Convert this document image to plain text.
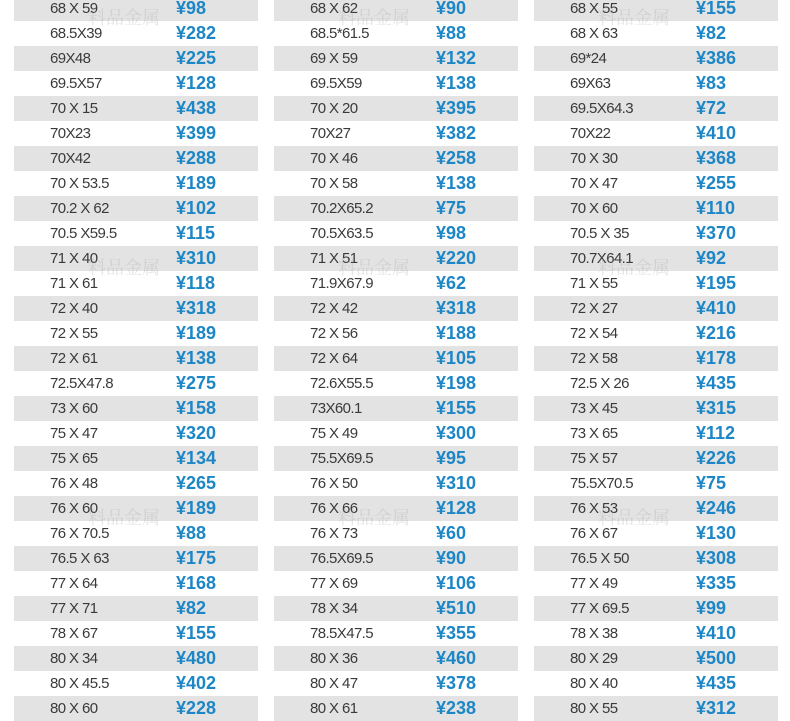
68 X 59	¥98
68.5X39	¥282
69X48	¥225
69.5X57	¥128
70 X 15	¥438
70X23	¥399
70X42	¥288
70 X 53.5	¥189
70.2 X 62	¥102
70.5 X59.5	¥115
71 X 40	¥310
71 X 61	¥118
72 X 40	¥318
72 X 55	¥189
72 X 61	¥138
72.5X47.8	¥275
73 X 60	¥158
75 X 47	¥320
75 X 65	¥134
76 X 48	¥265
76 X 60	¥189
76 X 70.5	¥88
76.5 X 63	¥175
77 X 64	¥168
77 X 71	¥82
78 X 67	¥155
80 X 34	¥480
80 X 45.5	¥402
80 X 60	¥228
68 X 62	¥90
68.5*61.5	¥88
69 X 59	¥132
69.5X59	¥138
70 X 20	¥395
70X27	¥382
70 X 46	¥258
70 X 58	¥138
70.2X65.2	¥75
70.5X63.5	¥98
71 X 51	¥220
71.9X67.9	¥62
72 X 42	¥318
72 X 56	¥188
72 X 64	¥105
72.6X55.5	¥198
73X60.1	¥155
75 X 49	¥300
75.5X69.5	¥95
76 X 50	¥310
76 X 66	¥128
76 X 73	¥60
76.5X69.5	¥90
77 X 69	¥106
78 X 34	¥510
78.5X47.5	¥355
80 X 36	¥460
80 X 47	¥378
80 X 61	¥238
68 X 55	¥155
68 X 63	¥82
69*24	¥386
69X63	¥83
69.5X64.3	¥72
70X22	¥410
70 X 30	¥368
70 X 47	¥255
70 X 60	¥110
70.5 X 35	¥370
70.7X64.1	¥92
71 X 55	¥195
72 X 27	¥410
72 X 54	¥216
72 X 58	¥178
72.5 X 26	¥435
73 X 45	¥315
73 X 65	¥112
75 X 57	¥226
75.5X70.5	¥75
76 X 53	¥246
76 X 67	¥130
76.5 X 50	¥308
77 X 49	¥335
77 X 69.5	¥99
78 X 38	¥410
80 X 29	¥500
80 X 40	¥435
80 X 55	¥312
料品金属	料品金属	料品金属
料品金属	料品金属	料品金属
料品金属	料品金属	料品金属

_Written instruction_
Extract all the data above exactly, excluding every picture.

_Problem solution_
Convert this document image to plain text.
68 X 59	¥98
68.5X39	¥282
69X48	¥225
69.5X57	¥128
70 X 15	¥438
70X23	¥399
70X42	¥288
70 X 53.5	¥189
70.2 X 62	¥102
70.5 X59.5	¥115
71 X 40	¥310
71 X 61	¥118
72 X 40	¥318
72 X 55	¥189
72 X 61	¥138
72.5X47.8	¥275
73 X 60	¥158
75 X 47	¥320
75 X 65	¥134
76 X 48	¥265
76 X 60	¥189
76 X 70.5	¥88
76.5 X 63	¥175
77 X 64	¥168
77 X 71	¥82
78 X 67	¥155
80 X 34	¥480
80 X 45.5	¥402
80 X 60	¥228
68 X 62	¥90
68.5*61.5	¥88
69 X 59	¥132
69.5X59	¥138
70 X 20	¥395
70X27	¥382
70 X 46	¥258
70 X 58	¥138
70.2X65.2	¥75
70.5X63.5	¥98
71 X 51	¥220
71.9X67.9	¥62
72 X 42	¥318
72 X 56	¥188
72 X 64	¥105
72.6X55.5	¥198
73X60.1	¥155
75 X 49	¥300
75.5X69.5	¥95
76 X 50	¥310
76 X 66	¥128
76 X 73	¥60
76.5X69.5	¥90
77 X 69	¥106
78 X 34	¥510
78.5X47.5	¥355
80 X 36	¥460
80 X 47	¥378
80 X 61	¥238
68 X 55	¥155
68 X 63	¥82
69*24	¥386
69X63	¥83
69.5X64.3	¥72
70X22	¥410
70 X 30	¥368
70 X 47	¥255
70 X 60	¥110
70.5 X 35	¥370
70.7X64.1	¥92
71 X 55	¥195
72 X 27	¥410
72 X 54	¥216
72 X 58	¥178
72.5 X 26	¥435
73 X 45	¥315
73 X 65	¥112
75 X 57	¥226
75.5X70.5	¥75
76 X 53	¥246
76 X 67	¥130
76.5 X 50	¥308
77 X 49	¥335
77 X 69.5	¥99
78 X 38	¥410
80 X 29	¥500
80 X 40	¥435
80 X 55	¥312
料品金属	料品金属	料品金属
料品金属	料品金属	料品金属
料品金属	料品金属	料品金属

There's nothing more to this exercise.